> **Problem to work on**
Please pick out every line of the material below that contains the string "الناس" and copy each of those lines in full. Case counts when matching.

> **Given records**
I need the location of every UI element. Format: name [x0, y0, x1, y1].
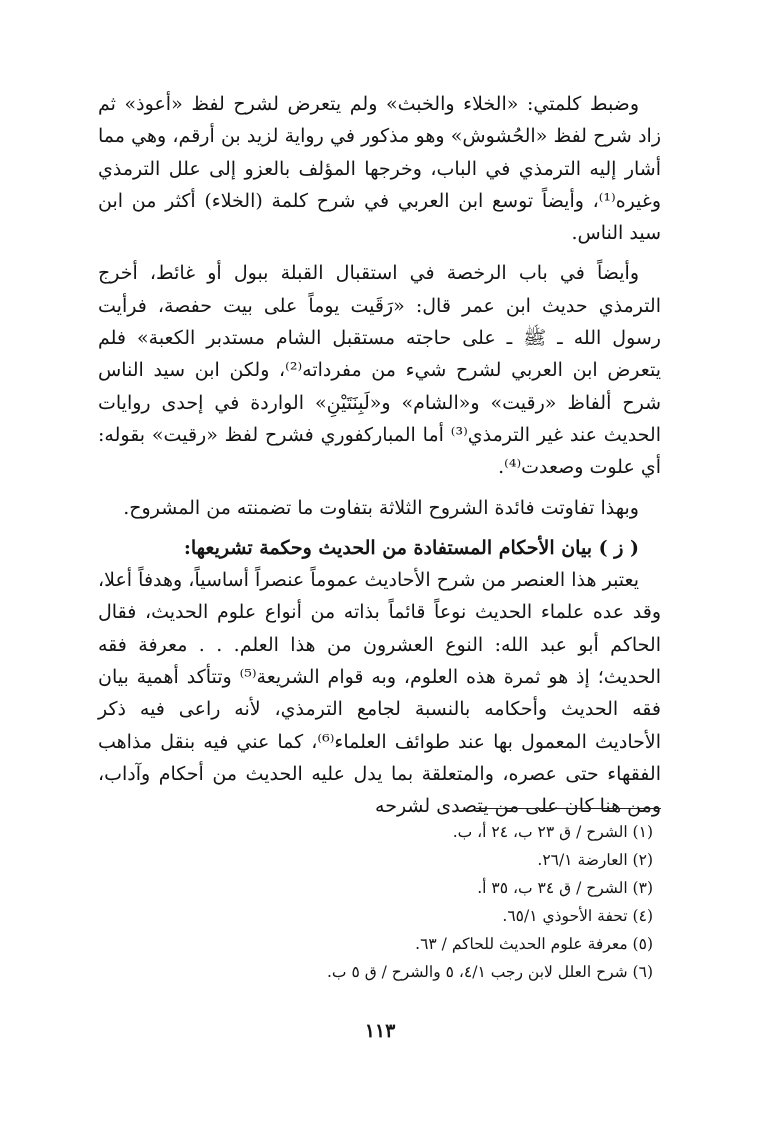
- paragraph-4: يعتبر هذا العنصر من شرح الأحاديث عموماً عنصراً أساسياً، وهدفاً أعلا، وقد عده علماء الحديث نوعاً قائماً بذاته من أنواع علوم الحديث، فقال الحاكم أبو عبد الله: النوع العشرون من هذا العلم. . . معرفة فقه الحديث؛ إذ هو ثمرة هذه العلوم، وبه قوام الشريعة⁽⁵⁾ وتتأكد أهمية بيان فقه الحديث وأحكامه بالنسبة لجامع الترمذي، لأنه راعى فيه ذكر الأحاديث المعمول بها عند طوائف العلماء⁽⁶⁾، كما عني فيه بنقل مذاهب الفقهاء حتى عصره، والمتعلقة بما يدل عليه الحديث من أحكام وآداب، ومن هنا كان على من يتصدى لشرحه: [98, 569, 662, 818]
- footnote-1: (١) الشرح / ق ٢٣ ب، ٢٤ أ، ب.: [452, 823, 653, 841]
- section-heading: ( ز ) بيان الأحكام المستفادة من الحديث وحكمة تشريعها:: [183, 536, 639, 559]
- footnote-4: (٤) تحفة الأحوذي ٦٥/١.: [502, 907, 653, 925]
- footnote-divider: [476, 808, 661, 809]
- footnote-2: (٢) العارضة ٢٦/١.: [537, 851, 653, 869]
- main-text: [98, 88, 661, 831]
- page-number: ١١٣: [364, 1020, 396, 1042]
- paragraph-1: وضبط كلمتي: «الخلاء والخبث» ولم يتعرض لشرح لفظ «أعوذ» ثم زاد شرح لفظ «الحُشوش» وهو مذكور في رواية لزيد بن أرقم، وهي مما أشار إليه الترمذي في الباب، وخرجها المؤلف بالعزو إلى علل الترمذي وغيره⁽¹⁾، وأيضاً توسع ابن العربي في شرح كلمة (الخلاء) أكثر من ابن سيد الناس.: [98, 93, 661, 245]
- paragraph-2: وأيضاً في باب الرخصة في استقبال القبلة ببول أو غائط، أخرج الترمذي حديث ابن عمر قال: «رَقَيت يوماً على بيت حفصة، فرأيت رسول الله ـ ﷺ ـ على حاجته مستقبل الشام مستدبر الكعبة» فلم يتعرض ابن العربي لشرح شيء من مفرداته⁽²⁾، ولكن ابن سيد الناس شرح ألفاظ «رقيت» و«الشام» و«لَبِنَتَيْنِ» الواردة في إحدى روايات الحديث عند غير الترمذي⁽³⁾ أما المباركفوري فشرح لفظ «رقيت» بقوله: أي علوت وصعدت⁽⁴⁾.: [98, 262, 662, 479]
- footnote-6: (٦) شرح العلل لابن رجب ٤/١، ٥ والشرح / ق ٥ ب.: [326, 963, 653, 981]
- footnote-5: (٥) معرفة علوم الحديث للحاكم / ٦٣.: [415, 935, 653, 953]
- paragraph-3: وبهذا تفاوتت فائدة الشروح الثلاثة بتفاوت ما تضمنته من المشروح.: [123, 496, 639, 519]
- footnotes: [98, 818, 661, 986]
- footnote-3: (٣) الشرح / ق ٣٤ ب، ٣٥ أ.: [477, 879, 653, 897]
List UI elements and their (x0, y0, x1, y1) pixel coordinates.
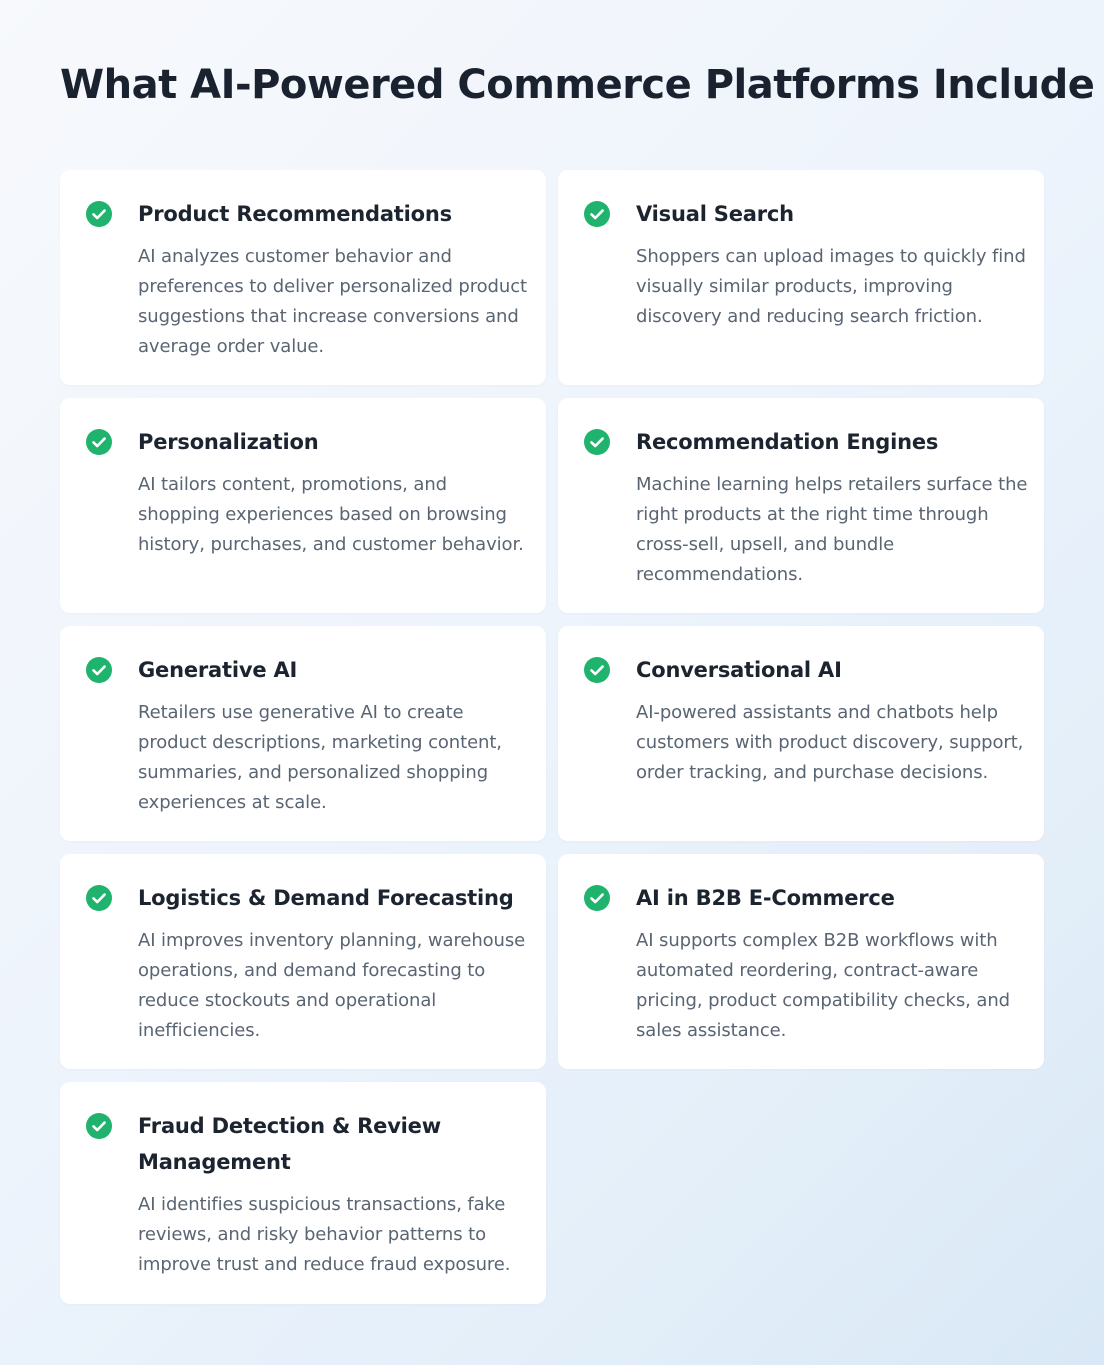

> **Reply**
- paragraph-1: وضبط كلمتي: «الخلاء والخبث» ولم يتعرض لشرح لفظ «أعوذ» ثم زاد شرح لفظ «الحُشوش» وهو مذكور في رواية لزيد بن أرقم، وهي مما أشار إليه الترمذي في الباب، وخرجها المؤلف بالعزو إلى علل الترمذي وغيره⁽¹⁾، وأيضاً توسع ابن العربي في شرح كلمة (الخلاء) أكثر من ابن سيد الناس.: [98, 93, 661, 245]
- paragraph-2: وأيضاً في باب الرخصة في استقبال القبلة ببول أو غائط، أخرج الترمذي حديث ابن عمر قال: «رَقَيت يوماً على بيت حفصة، فرأيت رسول الله ـ ﷺ ـ على حاجته مستقبل الشام مستدبر الكعبة» فلم يتعرض ابن العربي لشرح شيء من مفرداته⁽²⁾، ولكن ابن سيد الناس شرح ألفاظ «رقيت» و«الشام» و«لَبِنَتَيْنِ» الواردة في إحدى روايات الحديث عند غير الترمذي⁽³⁾ أما المباركفوري فشرح لفظ «رقيت» بقوله: أي علوت وصعدت⁽⁴⁾.: [98, 262, 662, 479]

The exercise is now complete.